WHAT TO WORK ON |
Pictures are not part of the copy; repeat everything else in the records exactly.

ROWS |
+-------+

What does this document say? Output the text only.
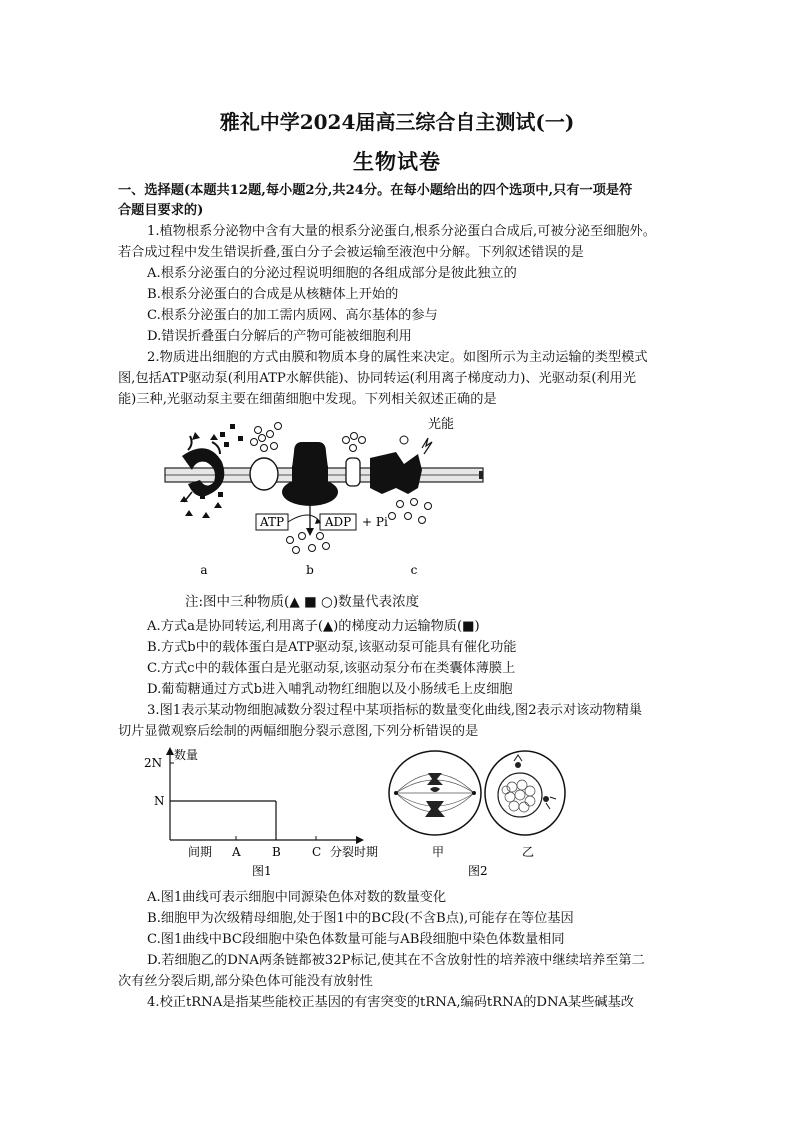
雅礼中学2024届高三综合自主测试(一)
生物试卷
一、选择题(本题共12题,每小题2分,共24分。在每小题给出的四个选项中,只有一项是符
合题目要求的)
1.植物根系分泌物中含有大量的根系分泌蛋白,根系分泌蛋白合成后,可被分泌至细胞外。
若合成过程中发生错误折叠,蛋白分子会被运输至液泡中分解。下列叙述错误的是
A.根系分泌蛋白的分泌过程说明细胞的各组成部分是彼此独立的
B.根系分泌蛋白的合成是从核糖体上开始的
C.根系分泌蛋白的加工需内质网、高尔基体的参与
D.错误折叠蛋白分解后的产物可能被细胞利用
2.物质进出细胞的方式由膜和物质本身的属性来决定。如图所示为主动运输的类型模式
图,包括ATP驱动泵(利用ATP水解供能)、协同转运(利用离子梯度动力)、光驱动泵(利用光
能)三种,光驱动泵主要在细菌细胞中发现。下列相关叙述正确的是
ATP	ADP + Pi
光能
a	b	c
注:图中三种物质(▲ ■ ○)数量代表浓度
A.方式a是协同转运,利用离子(▲)的梯度动力运输物质(■)
B.方式b中的载体蛋白是ATP驱动泵,该驱动泵可能具有催化功能
C.方式c中的载体蛋白是光驱动泵,该驱动泵分布在类囊体薄膜上
D.葡萄糖通过方式b进入哺乳动物红细胞以及小肠绒毛上皮细胞
3.图1表示某动物细胞减数分裂过程中某项指标的数量变化曲线,图2表示对该动物精巢
切片显微观察后绘制的两幅细胞分裂示意图,下列分析错误的是
数量
2N
N
间期 A	B	C 分裂时期
图1
甲	乙
图2
A.图1曲线可表示细胞中同源染色体对数的数量变化
B.细胞甲为次级精母细胞,处于图1中的BC段(不含B点),可能存在等位基因
C.图1曲线中BC段细胞中染色体数量可能与AB段细胞中染色体数量相同
D.若细胞乙的DNA两条链都被32P标记,使其在不含放射性的培养液中继续培养至第二
次有丝分裂后期,部分染色体可能没有放射性
4.校正tRNA是指某些能校正基因的有害突变的tRNA,编码tRNA的DNA某些碱基改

+-------+

EXPECTED OUTPUT |
What does this document say? Output the text only.
雅礼中学2024届高三综合自主测试(一)
生物试卷
一、选择题(本题共12题,每小题2分,共24分。在每小题给出的四个选项中,只有一项是符
合题目要求的)
1.植物根系分泌物中含有大量的根系分泌蛋白,根系分泌蛋白合成后,可被分泌至细胞外。
若合成过程中发生错误折叠,蛋白分子会被运输至液泡中分解。下列叙述错误的是
A.根系分泌蛋白的分泌过程说明细胞的各组成部分是彼此独立的
B.根系分泌蛋白的合成是从核糖体上开始的
C.根系分泌蛋白的加工需内质网、高尔基体的参与
D.错误折叠蛋白分解后的产物可能被细胞利用
2.物质进出细胞的方式由膜和物质本身的属性来决定。如图所示为主动运输的类型模式
图,包括ATP驱动泵(利用ATP水解供能)、协同转运(利用离子梯度动力)、光驱动泵(利用光
能)三种,光驱动泵主要在细菌细胞中发现。下列相关叙述正确的是
ATP	ADP + Pi
光能
a	b	c
注:图中三种物质(▲ ■ ○)数量代表浓度
A.方式a是协同转运,利用离子(▲)的梯度动力运输物质(■)
B.方式b中的载体蛋白是ATP驱动泵,该驱动泵可能具有催化功能
C.方式c中的载体蛋白是光驱动泵,该驱动泵分布在类囊体薄膜上
D.葡萄糖通过方式b进入哺乳动物红细胞以及小肠绒毛上皮细胞
3.图1表示某动物细胞减数分裂过程中某项指标的数量变化曲线,图2表示对该动物精巢
切片显微观察后绘制的两幅细胞分裂示意图,下列分析错误的是
数量
2N
N
间期 A	B	C 分裂时期
图1
甲	乙
图2
A.图1曲线可表示细胞中同源染色体对数的数量变化
B.细胞甲为次级精母细胞,处于图1中的BC段(不含B点),可能存在等位基因
C.图1曲线中BC段细胞中染色体数量可能与AB段细胞中染色体数量相同
D.若细胞乙的DNA两条链都被32P标记,使其在不含放射性的培养液中继续培养至第二
次有丝分裂后期,部分染色体可能没有放射性
4.校正tRNA是指某些能校正基因的有害突变的tRNA,编码tRNA的DNA某些碱基改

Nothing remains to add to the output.